+++ Extracted records

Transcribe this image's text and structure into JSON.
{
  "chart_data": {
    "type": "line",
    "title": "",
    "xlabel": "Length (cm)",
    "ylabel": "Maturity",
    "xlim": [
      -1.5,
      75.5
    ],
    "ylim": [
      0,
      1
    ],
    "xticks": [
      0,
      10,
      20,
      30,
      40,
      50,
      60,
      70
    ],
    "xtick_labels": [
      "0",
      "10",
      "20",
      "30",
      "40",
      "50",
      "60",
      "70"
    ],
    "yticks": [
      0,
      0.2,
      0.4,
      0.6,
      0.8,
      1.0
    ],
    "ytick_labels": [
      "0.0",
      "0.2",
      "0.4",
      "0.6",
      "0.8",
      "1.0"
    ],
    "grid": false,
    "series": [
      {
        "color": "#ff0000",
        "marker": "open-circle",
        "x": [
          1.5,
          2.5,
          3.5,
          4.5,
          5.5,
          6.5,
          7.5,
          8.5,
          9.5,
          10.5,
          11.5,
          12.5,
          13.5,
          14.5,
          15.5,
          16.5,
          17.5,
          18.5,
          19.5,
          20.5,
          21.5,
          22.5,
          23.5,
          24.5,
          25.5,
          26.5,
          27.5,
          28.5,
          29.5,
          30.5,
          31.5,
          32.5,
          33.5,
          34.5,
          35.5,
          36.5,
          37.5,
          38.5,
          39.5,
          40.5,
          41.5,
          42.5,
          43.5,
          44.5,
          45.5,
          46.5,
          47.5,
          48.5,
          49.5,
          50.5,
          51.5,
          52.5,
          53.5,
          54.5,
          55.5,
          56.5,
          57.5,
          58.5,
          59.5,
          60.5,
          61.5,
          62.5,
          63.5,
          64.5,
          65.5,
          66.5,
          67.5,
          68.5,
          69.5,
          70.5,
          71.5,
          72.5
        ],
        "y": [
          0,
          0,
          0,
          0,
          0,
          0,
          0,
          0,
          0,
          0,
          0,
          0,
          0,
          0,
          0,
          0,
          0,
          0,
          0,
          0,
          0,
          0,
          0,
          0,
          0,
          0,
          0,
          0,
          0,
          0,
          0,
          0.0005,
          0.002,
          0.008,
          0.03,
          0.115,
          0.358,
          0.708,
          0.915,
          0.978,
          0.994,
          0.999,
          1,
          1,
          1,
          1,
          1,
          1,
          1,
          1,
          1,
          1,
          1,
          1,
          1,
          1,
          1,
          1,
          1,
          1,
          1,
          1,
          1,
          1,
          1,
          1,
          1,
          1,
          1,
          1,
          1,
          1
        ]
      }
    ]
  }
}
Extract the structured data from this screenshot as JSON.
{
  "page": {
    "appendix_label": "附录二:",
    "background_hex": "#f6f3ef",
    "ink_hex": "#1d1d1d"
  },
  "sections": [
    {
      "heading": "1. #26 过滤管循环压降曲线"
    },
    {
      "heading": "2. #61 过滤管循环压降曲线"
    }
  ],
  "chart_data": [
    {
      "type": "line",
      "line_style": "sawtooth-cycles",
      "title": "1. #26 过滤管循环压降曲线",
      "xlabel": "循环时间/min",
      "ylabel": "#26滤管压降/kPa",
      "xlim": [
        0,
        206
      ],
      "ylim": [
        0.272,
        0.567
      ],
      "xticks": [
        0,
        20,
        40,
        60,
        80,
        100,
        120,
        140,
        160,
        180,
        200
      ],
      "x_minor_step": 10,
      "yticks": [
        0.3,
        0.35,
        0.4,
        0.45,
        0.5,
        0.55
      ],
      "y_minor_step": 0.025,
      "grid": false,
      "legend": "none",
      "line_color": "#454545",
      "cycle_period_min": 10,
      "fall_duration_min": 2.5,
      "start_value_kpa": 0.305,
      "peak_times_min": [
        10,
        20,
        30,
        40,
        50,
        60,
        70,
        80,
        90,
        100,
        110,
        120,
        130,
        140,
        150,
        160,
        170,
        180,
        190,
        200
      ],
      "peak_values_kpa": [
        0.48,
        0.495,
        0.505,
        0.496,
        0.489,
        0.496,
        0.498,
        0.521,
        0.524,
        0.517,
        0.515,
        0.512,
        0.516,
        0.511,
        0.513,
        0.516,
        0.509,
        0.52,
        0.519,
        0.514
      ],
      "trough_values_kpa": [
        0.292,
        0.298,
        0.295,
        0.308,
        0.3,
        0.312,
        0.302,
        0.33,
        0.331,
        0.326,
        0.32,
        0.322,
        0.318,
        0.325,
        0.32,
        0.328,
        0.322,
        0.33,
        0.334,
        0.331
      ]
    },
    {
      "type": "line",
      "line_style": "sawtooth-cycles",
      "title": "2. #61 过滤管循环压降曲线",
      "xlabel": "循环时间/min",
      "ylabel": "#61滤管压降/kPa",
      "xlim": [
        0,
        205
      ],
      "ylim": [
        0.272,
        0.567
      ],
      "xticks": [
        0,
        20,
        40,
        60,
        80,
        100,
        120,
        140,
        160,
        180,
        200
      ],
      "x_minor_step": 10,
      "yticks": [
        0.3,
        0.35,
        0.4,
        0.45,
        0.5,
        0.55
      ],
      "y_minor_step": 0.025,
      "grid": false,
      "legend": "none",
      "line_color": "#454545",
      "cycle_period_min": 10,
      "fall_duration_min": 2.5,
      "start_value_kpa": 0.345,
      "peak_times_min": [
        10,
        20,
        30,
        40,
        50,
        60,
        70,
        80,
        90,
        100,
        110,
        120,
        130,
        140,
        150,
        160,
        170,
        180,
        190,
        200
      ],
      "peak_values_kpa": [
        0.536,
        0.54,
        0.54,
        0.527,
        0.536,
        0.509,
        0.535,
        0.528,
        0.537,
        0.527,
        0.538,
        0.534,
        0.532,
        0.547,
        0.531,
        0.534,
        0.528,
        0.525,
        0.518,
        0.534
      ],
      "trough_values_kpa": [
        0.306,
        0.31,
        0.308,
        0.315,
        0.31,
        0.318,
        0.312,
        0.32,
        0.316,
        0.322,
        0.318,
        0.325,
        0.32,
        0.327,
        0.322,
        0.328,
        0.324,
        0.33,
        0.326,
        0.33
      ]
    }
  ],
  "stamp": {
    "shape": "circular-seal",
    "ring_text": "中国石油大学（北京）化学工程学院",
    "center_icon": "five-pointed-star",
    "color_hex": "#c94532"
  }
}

++++++

§ Directions
Copy out each line exactly.

§ Full output
Transcribe this image's text and structure into JSON.
{
  "chart_data": {
    "type": "line",
    "title": "",
    "xlabel": "Length (cm)",
    "ylabel": "Maturity",
    "xlim": [
      -1.5,
      75.5
    ],
    "ylim": [
      0,
      1
    ],
    "xticks": [
      0,
      10,
      20,
      30,
      40,
      50,
      60,
      70
    ],
    "xtick_labels": [
      "0",
      "10",
      "20",
      "30",
      "40",
      "50",
      "60",
      "70"
    ],
    "yticks": [
      0,
      0.2,
      0.4,
      0.6,
      0.8,
      1.0
    ],
    "ytick_labels": [
      "0.0",
      "0.2",
      "0.4",
      "0.6",
      "0.8",
      "1.0"
    ],
    "grid": false,
    "series": [
      {
        "color": "#ff0000",
        "marker": "open-circle",
        "x": [
          1.5,
          2.5,
          3.5,
          4.5,
          5.5,
          6.5,
          7.5,
          8.5,
          9.5,
          10.5,
          11.5,
          12.5,
          13.5,
          14.5,
          15.5,
          16.5,
          17.5,
          18.5,
          19.5,
          20.5,
          21.5,
          22.5,
          23.5,
          24.5,
          25.5,
          26.5,
          27.5,
          28.5,
          29.5,
          30.5,
          31.5,
          32.5,
          33.5,
          34.5,
          35.5,
          36.5,
          37.5,
          38.5,
          39.5,
          40.5,
          41.5,
          42.5,
          43.5,
          44.5,
          45.5,
          46.5,
          47.5,
          48.5,
          49.5,
          50.5,
          51.5,
          52.5,
          53.5,
          54.5,
          55.5,
          56.5,
          57.5,
          58.5,
          59.5,
          60.5,
          61.5,
          62.5,
          63.5,
          64.5,
          65.5,
          66.5,
          67.5,
          68.5,
          69.5,
          70.5,
          71.5,
          72.5
        ],
        "y": [
          0,
          0,
          0,
          0,
          0,
          0,
          0,
          0,
          0,
          0,
          0,
          0,
          0,
          0,
          0,
          0,
          0,
          0,
          0,
          0,
          0,
          0,
          0,
          0,
          0,
          0,
          0,
          0,
          0,
          0,
          0,
          0.0005,
          0.002,
          0.008,
          0.03,
          0.115,
          0.358,
          0.708,
          0.915,
          0.978,
          0.994,
          0.999,
          1,
          1,
          1,
          1,
          1,
          1,
          1,
          1,
          1,
          1,
          1,
          1,
          1,
          1,
          1,
          1,
          1,
          1,
          1,
          1,
          1,
          1,
          1,
          1,
          1,
          1,
          1,
          1,
          1,
          1
        ]
      }
    ]
  }
}
Extract the structured data from this screenshot as JSON.
{
  "page": {
    "appendix_label": "附录二:",
    "background_hex": "#f6f3ef",
    "ink_hex": "#1d1d1d"
  },
  "sections": [
    {
      "heading": "1. #26 过滤管循环压降曲线"
    },
    {
      "heading": "2. #61 过滤管循环压降曲线"
    }
  ],
  "chart_data": [
    {
      "type": "line",
      "line_style": "sawtooth-cycles",
      "title": "1. #26 过滤管循环压降曲线",
      "xlabel": "循环时间/min",
      "ylabel": "#26滤管压降/kPa",
      "xlim": [
        0,
        206
      ],
      "ylim": [
        0.272,
        0.567
      ],
      "xticks": [
        0,
        20,
        40,
        60,
        80,
        100,
        120,
        140,
        160,
        180,
        200
      ],
      "x_minor_step": 10,
      "yticks": [
        0.3,
        0.35,
        0.4,
        0.45,
        0.5,
        0.55
      ],
      "y_minor_step": 0.025,
      "grid": false,
      "legend": "none",
      "line_color": "#454545",
      "cycle_period_min": 10,
      "fall_duration_min": 2.5,
      "start_value_kpa": 0.305,
      "peak_times_min": [
        10,
        20,
        30,
        40,
        50,
        60,
        70,
        80,
        90,
        100,
        110,
        120,
        130,
        140,
        150,
        160,
        170,
        180,
        190,
        200
      ],
      "peak_values_kpa": [
        0.48,
        0.495,
        0.505,
        0.496,
        0.489,
        0.496,
        0.498,
        0.521,
        0.524,
        0.517,
        0.515,
        0.512,
        0.516,
        0.511,
        0.513,
        0.516,
        0.509,
        0.52,
        0.519,
        0.514
      ],
      "trough_values_kpa": [
        0.292,
        0.298,
        0.295,
        0.308,
        0.3,
        0.312,
        0.302,
        0.33,
        0.331,
        0.326,
        0.32,
        0.322,
        0.318,
        0.325,
        0.32,
        0.328,
        0.322,
        0.33,
        0.334,
        0.331
      ]
    },
    {
      "type": "line",
      "line_style": "sawtooth-cycles",
      "title": "2. #61 过滤管循环压降曲线",
      "xlabel": "循环时间/min",
      "ylabel": "#61滤管压降/kPa",
      "xlim": [
        0,
        205
      ],
      "ylim": [
        0.272,
        0.567
      ],
      "xticks": [
        0,
        20,
        40,
        60,
        80,
        100,
        120,
        140,
        160,
        180,
        200
      ],
      "x_minor_step": 10,
      "yticks": [
        0.3,
        0.35,
        0.4,
        0.45,
        0.5,
        0.55
      ],
      "y_minor_step": 0.025,
      "grid": false,
      "legend": "none",
      "line_color": "#454545",
      "cycle_period_min": 10,
      "fall_duration_min": 2.5,
      "start_value_kpa": 0.345,
      "peak_times_min": [
        10,
        20,
        30,
        40,
        50,
        60,
        70,
        80,
        90,
        100,
        110,
        120,
        130,
        140,
        150,
        160,
        170,
        180,
        190,
        200
      ],
      "peak_values_kpa": [
        0.536,
        0.54,
        0.54,
        0.527,
        0.536,
        0.509,
        0.535,
        0.528,
        0.537,
        0.527,
        0.538,
        0.534,
        0.532,
        0.547,
        0.531,
        0.534,
        0.528,
        0.525,
        0.518,
        0.534
      ],
      "trough_values_kpa": [
        0.306,
        0.31,
        0.308,
        0.315,
        0.31,
        0.318,
        0.312,
        0.32,
        0.316,
        0.322,
        0.318,
        0.325,
        0.32,
        0.327,
        0.322,
        0.328,
        0.324,
        0.33,
        0.326,
        0.33
      ]
    }
  ],
  "stamp": {
    "shape": "circular-seal",
    "ring_text": "中国石油大学（北京）化学工程学院",
    "center_icon": "five-pointed-star",
    "color_hex": "#c94532"
  }
}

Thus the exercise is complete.